====== Records for this exercise ======
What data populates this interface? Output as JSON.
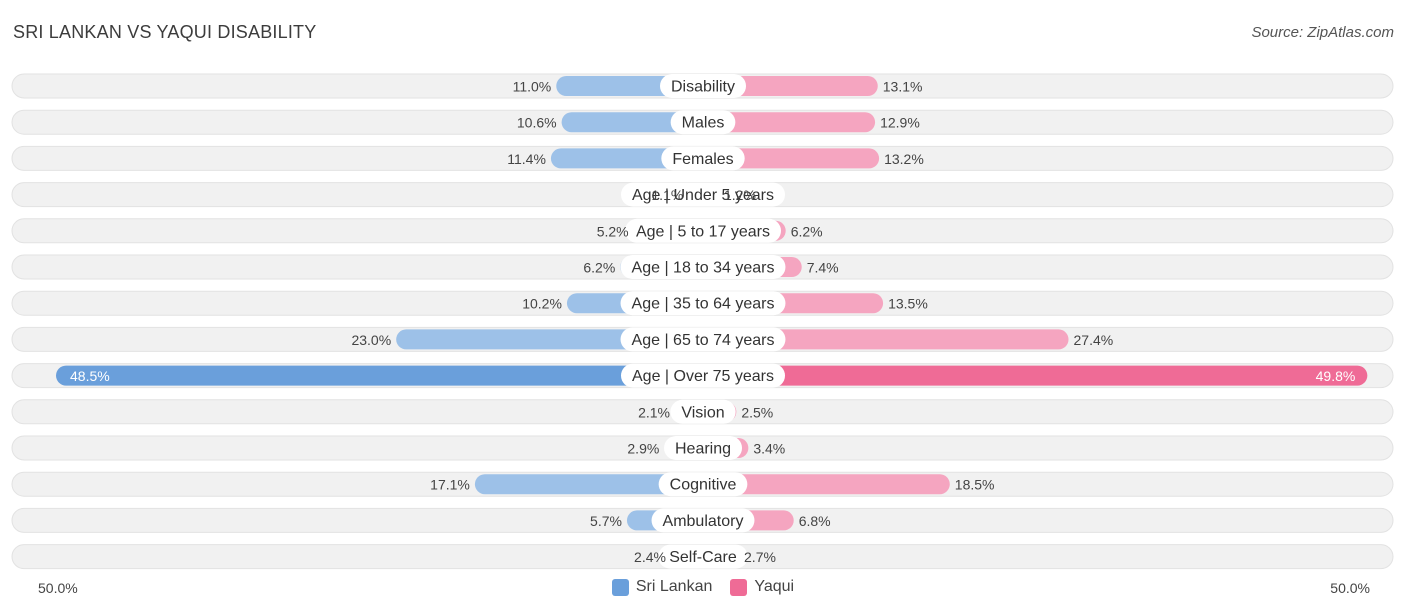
{
  "header": {
    "title": "SRI LANKAN VS YAQUI DISABILITY",
    "source": "Source: ZipAtlas.com"
  },
  "axis": {
    "left_label": "50.0%",
    "right_label": "50.0%"
  },
  "colors": {
    "left_bar": "#9dc1e8",
    "left_bar_strong": "#6a9fdb",
    "right_bar": "#f5a5c0",
    "right_bar_strong": "#ef6b96",
    "track": "#f1f1f1"
  },
  "chart_data": {
    "type": "bar",
    "title": "SRI LANKAN VS YAQUI DISABILITY",
    "orientation": "horizontal-diverging",
    "xlim": [
      -50,
      50
    ],
    "categories": [
      "Disability",
      "Males",
      "Females",
      "Age | Under 5 years",
      "Age | 5 to 17 years",
      "Age | 18 to 34 years",
      "Age | 35 to 64 years",
      "Age | 65 to 74 years",
      "Age | Over 75 years",
      "Vision",
      "Hearing",
      "Cognitive",
      "Ambulatory",
      "Self-Care"
    ],
    "series": [
      {
        "name": "Sri Lankan",
        "values": [
          11.0,
          10.6,
          11.4,
          1.1,
          5.2,
          6.2,
          10.2,
          23.0,
          48.5,
          2.1,
          2.9,
          17.1,
          5.7,
          2.4
        ],
        "labels": [
          "11.0%",
          "10.6%",
          "11.4%",
          "1.1%",
          "5.2%",
          "6.2%",
          "10.2%",
          "23.0%",
          "48.5%",
          "2.1%",
          "2.9%",
          "17.1%",
          "5.7%",
          "2.4%"
        ]
      },
      {
        "name": "Yaqui",
        "values": [
          13.1,
          12.9,
          13.2,
          1.2,
          6.2,
          7.4,
          13.5,
          27.4,
          49.8,
          2.5,
          3.4,
          18.5,
          6.8,
          2.7
        ],
        "labels": [
          "13.1%",
          "12.9%",
          "13.2%",
          "1.2%",
          "6.2%",
          "7.4%",
          "13.5%",
          "27.4%",
          "49.8%",
          "2.5%",
          "3.4%",
          "18.5%",
          "6.8%",
          "2.7%"
        ]
      }
    ],
    "legend": {
      "position": "bottom-center"
    }
  }
}
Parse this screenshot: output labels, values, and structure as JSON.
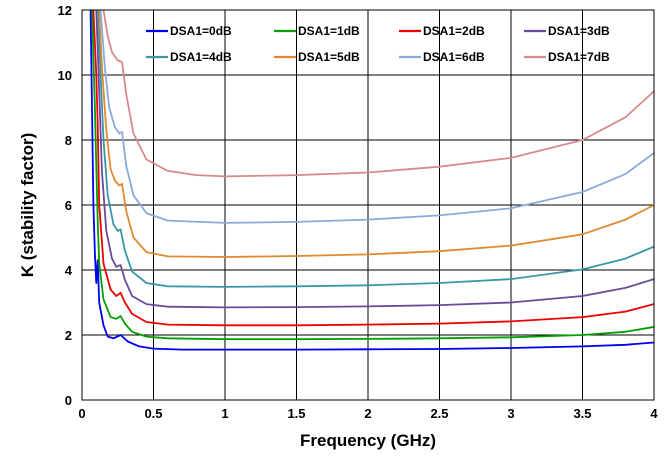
{
  "chart_data": {
    "type": "line",
    "title": "",
    "xlabel": "Frequency (GHz)",
    "ylabel": "K (stability factor)",
    "xlim": [
      0,
      4
    ],
    "ylim": [
      0,
      12
    ],
    "xticks": [
      "0",
      "0.5",
      "1",
      "1.5",
      "2",
      "2.5",
      "3",
      "3.5",
      "4"
    ],
    "yticks": [
      "0",
      "2",
      "4",
      "6",
      "8",
      "10",
      "12"
    ],
    "grid": true,
    "legend": "top, inside, 4 columns",
    "series": [
      {
        "name": "DSA1=0dB",
        "color": "#0000ee",
        "points": [
          [
            0.06,
            12
          ],
          [
            0.07,
            9
          ],
          [
            0.08,
            6
          ],
          [
            0.09,
            4.5
          ],
          [
            0.1,
            3.6
          ],
          [
            0.11,
            4.3
          ],
          [
            0.12,
            3.0
          ],
          [
            0.15,
            2.3
          ],
          [
            0.18,
            1.95
          ],
          [
            0.22,
            1.9
          ],
          [
            0.27,
            2.0
          ],
          [
            0.32,
            1.8
          ],
          [
            0.4,
            1.65
          ],
          [
            0.5,
            1.58
          ],
          [
            0.7,
            1.55
          ],
          [
            1,
            1.55
          ],
          [
            1.5,
            1.55
          ],
          [
            2,
            1.56
          ],
          [
            2.5,
            1.57
          ],
          [
            3,
            1.6
          ],
          [
            3.5,
            1.65
          ],
          [
            3.8,
            1.7
          ],
          [
            4,
            1.77
          ]
        ]
      },
      {
        "name": "DSA1=1dB",
        "color": "#00a000",
        "points": [
          [
            0.07,
            12
          ],
          [
            0.09,
            9
          ],
          [
            0.1,
            7.2
          ],
          [
            0.11,
            5.5
          ],
          [
            0.12,
            4.2
          ],
          [
            0.15,
            3.1
          ],
          [
            0.2,
            2.55
          ],
          [
            0.24,
            2.5
          ],
          [
            0.27,
            2.58
          ],
          [
            0.3,
            2.35
          ],
          [
            0.35,
            2.1
          ],
          [
            0.45,
            1.95
          ],
          [
            0.6,
            1.9
          ],
          [
            1,
            1.87
          ],
          [
            1.5,
            1.87
          ],
          [
            2,
            1.88
          ],
          [
            2.5,
            1.9
          ],
          [
            3,
            1.93
          ],
          [
            3.5,
            2.0
          ],
          [
            3.8,
            2.1
          ],
          [
            4,
            2.25
          ]
        ]
      },
      {
        "name": "DSA1=2dB",
        "color": "#ee0000",
        "points": [
          [
            0.08,
            12
          ],
          [
            0.1,
            10
          ],
          [
            0.11,
            8.5
          ],
          [
            0.12,
            6.0
          ],
          [
            0.15,
            4.2
          ],
          [
            0.2,
            3.4
          ],
          [
            0.24,
            3.2
          ],
          [
            0.27,
            3.3
          ],
          [
            0.3,
            3.0
          ],
          [
            0.35,
            2.65
          ],
          [
            0.45,
            2.4
          ],
          [
            0.6,
            2.32
          ],
          [
            1,
            2.3
          ],
          [
            1.5,
            2.3
          ],
          [
            2,
            2.32
          ],
          [
            2.5,
            2.35
          ],
          [
            3,
            2.42
          ],
          [
            3.5,
            2.55
          ],
          [
            3.8,
            2.72
          ],
          [
            4,
            2.95
          ]
        ]
      },
      {
        "name": "DSA1=3dB",
        "color": "#6a4a9a",
        "points": [
          [
            0.1,
            12
          ],
          [
            0.12,
            9.5
          ],
          [
            0.14,
            7.0
          ],
          [
            0.17,
            5.2
          ],
          [
            0.21,
            4.35
          ],
          [
            0.24,
            4.1
          ],
          [
            0.27,
            4.15
          ],
          [
            0.3,
            3.7
          ],
          [
            0.35,
            3.2
          ],
          [
            0.45,
            2.95
          ],
          [
            0.6,
            2.87
          ],
          [
            1,
            2.85
          ],
          [
            1.5,
            2.86
          ],
          [
            2,
            2.88
          ],
          [
            2.5,
            2.92
          ],
          [
            3,
            3.0
          ],
          [
            3.5,
            3.2
          ],
          [
            3.8,
            3.45
          ],
          [
            4,
            3.72
          ]
        ]
      },
      {
        "name": "DSA1=4dB",
        "color": "#3a96a8",
        "points": [
          [
            0.11,
            12
          ],
          [
            0.13,
            10
          ],
          [
            0.15,
            8.0
          ],
          [
            0.18,
            6.3
          ],
          [
            0.22,
            5.4
          ],
          [
            0.25,
            5.2
          ],
          [
            0.27,
            5.25
          ],
          [
            0.3,
            4.6
          ],
          [
            0.35,
            3.95
          ],
          [
            0.45,
            3.6
          ],
          [
            0.6,
            3.5
          ],
          [
            1,
            3.48
          ],
          [
            1.5,
            3.5
          ],
          [
            2,
            3.53
          ],
          [
            2.5,
            3.6
          ],
          [
            3,
            3.72
          ],
          [
            3.5,
            4.02
          ],
          [
            3.8,
            4.35
          ],
          [
            4,
            4.72
          ]
        ]
      },
      {
        "name": "DSA1=5dB",
        "color": "#e08a30",
        "points": [
          [
            0.12,
            12
          ],
          [
            0.14,
            10.2
          ],
          [
            0.17,
            8.3
          ],
          [
            0.2,
            7.1
          ],
          [
            0.23,
            6.75
          ],
          [
            0.26,
            6.6
          ],
          [
            0.28,
            6.65
          ],
          [
            0.31,
            5.8
          ],
          [
            0.36,
            5.0
          ],
          [
            0.45,
            4.55
          ],
          [
            0.6,
            4.42
          ],
          [
            1,
            4.4
          ],
          [
            1.5,
            4.43
          ],
          [
            2,
            4.48
          ],
          [
            2.5,
            4.58
          ],
          [
            3,
            4.75
          ],
          [
            3.5,
            5.1
          ],
          [
            3.8,
            5.55
          ],
          [
            4,
            6.0
          ]
        ]
      },
      {
        "name": "DSA1=6dB",
        "color": "#8aaad8",
        "points": [
          [
            0.13,
            12
          ],
          [
            0.16,
            10.2
          ],
          [
            0.19,
            9.0
          ],
          [
            0.23,
            8.4
          ],
          [
            0.26,
            8.2
          ],
          [
            0.28,
            8.25
          ],
          [
            0.31,
            7.2
          ],
          [
            0.36,
            6.3
          ],
          [
            0.45,
            5.75
          ],
          [
            0.6,
            5.52
          ],
          [
            1,
            5.45
          ],
          [
            1.5,
            5.48
          ],
          [
            2,
            5.55
          ],
          [
            2.5,
            5.68
          ],
          [
            3,
            5.9
          ],
          [
            3.5,
            6.4
          ],
          [
            3.8,
            6.95
          ],
          [
            4,
            7.6
          ]
        ]
      },
      {
        "name": "DSA1=7dB",
        "color": "#d88a8a",
        "points": [
          [
            0.15,
            12
          ],
          [
            0.18,
            11.2
          ],
          [
            0.21,
            10.7
          ],
          [
            0.25,
            10.45
          ],
          [
            0.28,
            10.4
          ],
          [
            0.31,
            9.4
          ],
          [
            0.36,
            8.2
          ],
          [
            0.45,
            7.4
          ],
          [
            0.6,
            7.05
          ],
          [
            0.8,
            6.92
          ],
          [
            1,
            6.88
          ],
          [
            1.5,
            6.92
          ],
          [
            2,
            7.0
          ],
          [
            2.5,
            7.18
          ],
          [
            3,
            7.45
          ],
          [
            3.5,
            8.0
          ],
          [
            3.8,
            8.7
          ],
          [
            4,
            9.5
          ]
        ]
      }
    ]
  }
}
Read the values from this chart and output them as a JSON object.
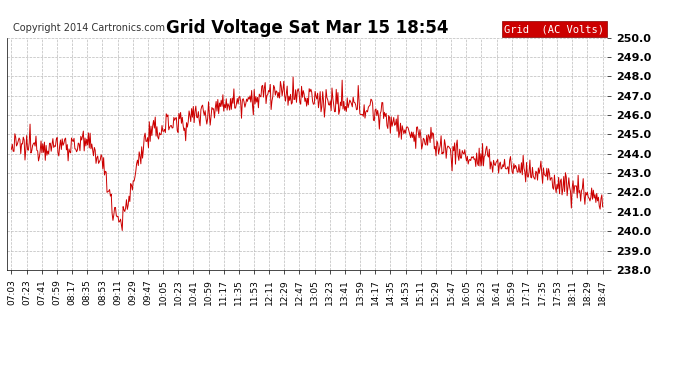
======
◆ **Task objective**
Count the lines in the entries that hold the word "JSON", and give nothing but the total.

◆ **Exercise answer**
3